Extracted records

--------------------------------

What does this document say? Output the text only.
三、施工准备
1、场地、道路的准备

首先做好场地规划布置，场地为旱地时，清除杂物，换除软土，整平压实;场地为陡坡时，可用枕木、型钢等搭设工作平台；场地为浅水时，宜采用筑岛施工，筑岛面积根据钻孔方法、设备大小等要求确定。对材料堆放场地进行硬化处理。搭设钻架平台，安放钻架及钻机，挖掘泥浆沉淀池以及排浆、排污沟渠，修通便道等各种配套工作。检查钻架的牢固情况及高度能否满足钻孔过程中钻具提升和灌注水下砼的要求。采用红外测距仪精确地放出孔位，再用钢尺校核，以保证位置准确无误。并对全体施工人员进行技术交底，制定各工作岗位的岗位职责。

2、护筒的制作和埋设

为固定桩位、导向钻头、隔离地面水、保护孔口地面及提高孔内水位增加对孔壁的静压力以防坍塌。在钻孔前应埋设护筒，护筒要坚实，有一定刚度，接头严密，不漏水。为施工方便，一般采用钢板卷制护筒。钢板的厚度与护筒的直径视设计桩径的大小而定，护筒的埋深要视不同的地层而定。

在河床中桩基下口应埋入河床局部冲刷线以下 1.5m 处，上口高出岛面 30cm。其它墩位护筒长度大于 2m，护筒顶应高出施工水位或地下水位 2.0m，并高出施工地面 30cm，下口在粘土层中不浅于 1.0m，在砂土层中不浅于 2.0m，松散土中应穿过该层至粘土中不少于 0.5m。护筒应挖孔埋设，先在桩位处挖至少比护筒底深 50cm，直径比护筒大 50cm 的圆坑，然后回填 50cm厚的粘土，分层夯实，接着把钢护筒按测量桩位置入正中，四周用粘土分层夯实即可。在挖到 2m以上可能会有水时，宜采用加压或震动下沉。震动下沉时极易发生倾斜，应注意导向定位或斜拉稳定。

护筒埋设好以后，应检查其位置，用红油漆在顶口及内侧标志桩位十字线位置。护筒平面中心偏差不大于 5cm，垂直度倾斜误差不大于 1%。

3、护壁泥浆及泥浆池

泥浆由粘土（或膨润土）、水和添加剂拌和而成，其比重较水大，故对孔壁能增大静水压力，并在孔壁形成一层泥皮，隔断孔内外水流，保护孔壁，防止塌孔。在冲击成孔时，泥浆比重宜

--------------------------------

● **REQUIREMENT**
Write out the records shown above, exactly as they appear.

● **WRITTEN SOLUTION**
What does this document say? Output the text only.
三、施工准备
1、场地、道路的准备

首先做好场地规划布置，场地为旱地时，清除杂物，换除软土，整平压实;场地为陡坡时，可用枕木、型钢等搭设工作平台；场地为浅水时，宜采用筑岛施工，筑岛面积根据钻孔方法、设备大小等要求确定。对材料堆放场地进行硬化处理。搭设钻架平台，安放钻架及钻机，挖掘泥浆沉淀池以及排浆、排污沟渠，修通便道等各种配套工作。检查钻架的牢固情况及高度能否满足钻孔过程中钻具提升和灌注水下砼的要求。采用红外测距仪精确地放出孔位，再用钢尺校核，以保证位置准确无误。并对全体施工人员进行技术交底，制定各工作岗位的岗位职责。

2、护筒的制作和埋设

为固定桩位、导向钻头、隔离地面水、保护孔口地面及提高孔内水位增加对孔壁的静压力以防坍塌。在钻孔前应埋设护筒，护筒要坚实，有一定刚度，接头严密，不漏水。为施工方便，一般采用钢板卷制护筒。钢板的厚度与护筒的直径视设计桩径的大小而定，护筒的埋深要视不同的地层而定。

在河床中桩基下口应埋入河床局部冲刷线以下 1.5m 处，上口高出岛面 30cm。其它墩位护筒长度大于 2m，护筒顶应高出施工水位或地下水位 2.0m，并高出施工地面 30cm，下口在粘土层中不浅于 1.0m，在砂土层中不浅于 2.0m，松散土中应穿过该层至粘土中不少于 0.5m。护筒应挖孔埋设，先在桩位处挖至少比护筒底深 50cm，直径比护筒大 50cm 的圆坑，然后回填 50cm厚的粘土，分层夯实，接着把钢护筒按测量桩位置入正中，四周用粘土分层夯实即可。在挖到 2m以上可能会有水时，宜采用加压或震动下沉。震动下沉时极易发生倾斜，应注意导向定位或斜拉稳定。

护筒埋设好以后，应检查其位置，用红油漆在顶口及内侧标志桩位十字线位置。护筒平面中心偏差不大于 5cm，垂直度倾斜误差不大于 1%。

3、护壁泥浆及泥浆池

泥浆由粘土（或膨润土）、水和添加剂拌和而成，其比重较水大，故对孔壁能增大静水压力，并在孔壁形成一层泥皮，隔断孔内外水流，保护孔壁，防止塌孔。在冲击成孔时，泥浆比重宜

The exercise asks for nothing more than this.